What to produce:
Find each line holding "output" and copy it out.

Task inputs:
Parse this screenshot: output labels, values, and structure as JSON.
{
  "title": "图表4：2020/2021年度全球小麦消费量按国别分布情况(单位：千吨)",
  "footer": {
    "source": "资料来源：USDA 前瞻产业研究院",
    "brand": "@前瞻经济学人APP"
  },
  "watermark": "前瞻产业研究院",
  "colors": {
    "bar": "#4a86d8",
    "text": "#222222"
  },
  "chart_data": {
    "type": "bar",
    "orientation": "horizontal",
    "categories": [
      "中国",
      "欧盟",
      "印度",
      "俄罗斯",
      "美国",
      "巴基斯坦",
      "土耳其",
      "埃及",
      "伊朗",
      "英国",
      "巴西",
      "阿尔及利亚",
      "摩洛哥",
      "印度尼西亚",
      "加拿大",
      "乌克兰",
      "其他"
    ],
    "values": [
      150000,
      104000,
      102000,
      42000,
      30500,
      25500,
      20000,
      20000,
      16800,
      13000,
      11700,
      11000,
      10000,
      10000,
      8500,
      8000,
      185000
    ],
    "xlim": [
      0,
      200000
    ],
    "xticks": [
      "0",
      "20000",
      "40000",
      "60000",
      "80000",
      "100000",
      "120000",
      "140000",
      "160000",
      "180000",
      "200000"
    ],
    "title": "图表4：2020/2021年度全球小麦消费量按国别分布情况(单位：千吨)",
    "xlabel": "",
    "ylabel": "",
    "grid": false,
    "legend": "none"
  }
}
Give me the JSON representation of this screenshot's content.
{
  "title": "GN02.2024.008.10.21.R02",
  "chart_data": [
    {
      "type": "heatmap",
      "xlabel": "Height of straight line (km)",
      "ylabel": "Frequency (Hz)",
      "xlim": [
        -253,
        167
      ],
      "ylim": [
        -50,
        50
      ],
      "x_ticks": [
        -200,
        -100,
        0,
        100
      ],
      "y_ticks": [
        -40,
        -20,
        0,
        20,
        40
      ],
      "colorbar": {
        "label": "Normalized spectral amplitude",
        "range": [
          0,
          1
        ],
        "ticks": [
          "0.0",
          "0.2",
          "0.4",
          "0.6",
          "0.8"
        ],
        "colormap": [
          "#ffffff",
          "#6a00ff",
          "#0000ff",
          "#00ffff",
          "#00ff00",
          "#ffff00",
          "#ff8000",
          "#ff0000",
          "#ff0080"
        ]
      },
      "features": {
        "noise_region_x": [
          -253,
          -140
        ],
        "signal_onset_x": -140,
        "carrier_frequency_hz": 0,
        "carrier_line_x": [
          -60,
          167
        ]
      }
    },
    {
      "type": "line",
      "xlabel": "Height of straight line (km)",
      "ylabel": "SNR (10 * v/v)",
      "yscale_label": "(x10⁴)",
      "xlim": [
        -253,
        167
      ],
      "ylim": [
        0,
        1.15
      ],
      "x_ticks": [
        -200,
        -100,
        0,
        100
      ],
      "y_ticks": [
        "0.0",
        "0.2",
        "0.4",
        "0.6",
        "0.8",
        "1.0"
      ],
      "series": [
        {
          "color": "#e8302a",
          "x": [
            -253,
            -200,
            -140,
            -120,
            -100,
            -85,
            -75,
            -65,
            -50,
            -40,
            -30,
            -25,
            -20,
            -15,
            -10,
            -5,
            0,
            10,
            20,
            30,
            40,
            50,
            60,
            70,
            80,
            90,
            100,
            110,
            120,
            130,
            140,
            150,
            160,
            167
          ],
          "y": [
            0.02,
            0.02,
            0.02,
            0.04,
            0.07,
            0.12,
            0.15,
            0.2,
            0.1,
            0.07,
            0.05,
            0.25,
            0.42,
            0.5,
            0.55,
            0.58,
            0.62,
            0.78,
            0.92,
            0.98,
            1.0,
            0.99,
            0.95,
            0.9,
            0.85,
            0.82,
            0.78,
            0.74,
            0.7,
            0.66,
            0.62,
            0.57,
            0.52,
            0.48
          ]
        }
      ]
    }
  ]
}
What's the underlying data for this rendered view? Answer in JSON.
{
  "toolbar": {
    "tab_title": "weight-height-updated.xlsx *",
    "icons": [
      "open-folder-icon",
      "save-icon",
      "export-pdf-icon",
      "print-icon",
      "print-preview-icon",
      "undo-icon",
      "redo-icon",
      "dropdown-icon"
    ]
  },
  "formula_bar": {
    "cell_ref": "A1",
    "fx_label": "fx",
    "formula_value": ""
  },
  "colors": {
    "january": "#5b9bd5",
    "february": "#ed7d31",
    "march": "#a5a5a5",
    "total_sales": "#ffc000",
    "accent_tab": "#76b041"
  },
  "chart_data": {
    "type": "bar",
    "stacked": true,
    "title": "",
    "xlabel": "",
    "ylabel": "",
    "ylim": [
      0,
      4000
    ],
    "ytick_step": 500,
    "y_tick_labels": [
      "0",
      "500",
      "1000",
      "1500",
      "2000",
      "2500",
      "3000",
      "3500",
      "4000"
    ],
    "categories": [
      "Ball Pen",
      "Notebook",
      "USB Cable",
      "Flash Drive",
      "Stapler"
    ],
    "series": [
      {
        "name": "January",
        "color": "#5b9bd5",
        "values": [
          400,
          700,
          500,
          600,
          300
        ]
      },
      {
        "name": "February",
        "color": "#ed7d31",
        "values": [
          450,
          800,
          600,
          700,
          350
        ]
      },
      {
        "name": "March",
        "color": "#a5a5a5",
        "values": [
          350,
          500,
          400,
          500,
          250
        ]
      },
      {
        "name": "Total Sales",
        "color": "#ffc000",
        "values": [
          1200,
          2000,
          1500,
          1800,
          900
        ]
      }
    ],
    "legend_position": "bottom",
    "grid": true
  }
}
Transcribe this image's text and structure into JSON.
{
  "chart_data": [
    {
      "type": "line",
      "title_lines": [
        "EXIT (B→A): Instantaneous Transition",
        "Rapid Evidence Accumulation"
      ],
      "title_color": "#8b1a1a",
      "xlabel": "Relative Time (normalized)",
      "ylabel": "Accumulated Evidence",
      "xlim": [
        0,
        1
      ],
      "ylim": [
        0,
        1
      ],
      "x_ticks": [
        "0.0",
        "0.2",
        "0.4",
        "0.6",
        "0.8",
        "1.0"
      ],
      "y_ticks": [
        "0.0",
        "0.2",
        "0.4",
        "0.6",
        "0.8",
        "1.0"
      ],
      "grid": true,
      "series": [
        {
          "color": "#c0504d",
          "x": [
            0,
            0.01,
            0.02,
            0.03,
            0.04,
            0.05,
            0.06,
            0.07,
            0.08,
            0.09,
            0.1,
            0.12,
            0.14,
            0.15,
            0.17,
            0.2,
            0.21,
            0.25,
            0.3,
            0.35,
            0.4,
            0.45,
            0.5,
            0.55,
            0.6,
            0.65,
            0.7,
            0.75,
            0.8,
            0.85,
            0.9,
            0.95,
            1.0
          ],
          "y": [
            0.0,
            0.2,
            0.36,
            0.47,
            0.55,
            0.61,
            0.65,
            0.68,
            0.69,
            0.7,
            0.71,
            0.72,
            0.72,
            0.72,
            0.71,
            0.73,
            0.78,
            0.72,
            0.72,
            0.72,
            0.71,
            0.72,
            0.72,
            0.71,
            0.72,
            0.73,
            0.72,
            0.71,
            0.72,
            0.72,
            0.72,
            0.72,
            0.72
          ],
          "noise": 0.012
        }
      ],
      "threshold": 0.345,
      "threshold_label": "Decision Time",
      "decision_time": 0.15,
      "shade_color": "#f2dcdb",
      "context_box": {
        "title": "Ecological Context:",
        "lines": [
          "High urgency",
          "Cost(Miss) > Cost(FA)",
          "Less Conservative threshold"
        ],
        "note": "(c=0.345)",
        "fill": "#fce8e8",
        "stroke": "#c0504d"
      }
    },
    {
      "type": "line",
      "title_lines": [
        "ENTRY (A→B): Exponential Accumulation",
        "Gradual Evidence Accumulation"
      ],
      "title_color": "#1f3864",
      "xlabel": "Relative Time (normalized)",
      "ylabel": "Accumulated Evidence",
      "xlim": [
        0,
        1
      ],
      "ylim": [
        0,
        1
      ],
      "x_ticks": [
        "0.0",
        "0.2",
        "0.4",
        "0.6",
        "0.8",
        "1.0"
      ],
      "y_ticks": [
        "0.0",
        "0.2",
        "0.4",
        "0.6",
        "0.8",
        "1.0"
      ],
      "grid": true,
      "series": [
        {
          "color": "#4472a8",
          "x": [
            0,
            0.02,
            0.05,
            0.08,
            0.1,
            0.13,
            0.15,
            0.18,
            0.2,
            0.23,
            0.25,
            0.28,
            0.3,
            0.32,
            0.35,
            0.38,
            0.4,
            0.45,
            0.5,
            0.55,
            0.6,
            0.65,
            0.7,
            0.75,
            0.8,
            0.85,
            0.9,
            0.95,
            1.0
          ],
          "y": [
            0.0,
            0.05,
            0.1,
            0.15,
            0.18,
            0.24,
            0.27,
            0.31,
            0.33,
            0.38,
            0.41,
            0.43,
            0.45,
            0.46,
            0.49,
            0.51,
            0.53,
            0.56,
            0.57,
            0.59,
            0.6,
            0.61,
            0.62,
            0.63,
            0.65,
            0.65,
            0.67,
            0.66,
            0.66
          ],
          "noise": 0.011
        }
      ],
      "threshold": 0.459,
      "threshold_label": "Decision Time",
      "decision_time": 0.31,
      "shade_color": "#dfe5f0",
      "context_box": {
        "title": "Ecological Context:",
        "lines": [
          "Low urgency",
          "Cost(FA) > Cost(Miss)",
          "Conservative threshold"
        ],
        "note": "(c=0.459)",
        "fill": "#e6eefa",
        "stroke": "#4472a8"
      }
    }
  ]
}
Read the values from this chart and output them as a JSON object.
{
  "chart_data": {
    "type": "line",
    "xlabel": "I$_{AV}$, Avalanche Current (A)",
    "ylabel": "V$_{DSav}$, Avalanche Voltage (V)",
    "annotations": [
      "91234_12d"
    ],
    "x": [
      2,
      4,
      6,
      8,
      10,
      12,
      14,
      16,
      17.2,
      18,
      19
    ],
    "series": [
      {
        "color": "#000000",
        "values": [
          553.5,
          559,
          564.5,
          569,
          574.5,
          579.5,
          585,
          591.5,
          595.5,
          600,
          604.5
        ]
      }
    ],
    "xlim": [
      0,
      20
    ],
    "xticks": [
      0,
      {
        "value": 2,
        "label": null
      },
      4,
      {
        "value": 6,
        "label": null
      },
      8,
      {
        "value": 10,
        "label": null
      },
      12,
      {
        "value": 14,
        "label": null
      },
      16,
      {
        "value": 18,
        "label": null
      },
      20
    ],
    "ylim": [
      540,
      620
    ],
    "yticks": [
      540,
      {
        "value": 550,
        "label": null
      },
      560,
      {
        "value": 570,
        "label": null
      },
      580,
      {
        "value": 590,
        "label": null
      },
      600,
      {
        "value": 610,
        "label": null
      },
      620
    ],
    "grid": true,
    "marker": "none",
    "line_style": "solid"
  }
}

Task answer:
Parse this screenshot: output labels, values, and structure as JSON.
Read the values from this chart and output them as a JSON object.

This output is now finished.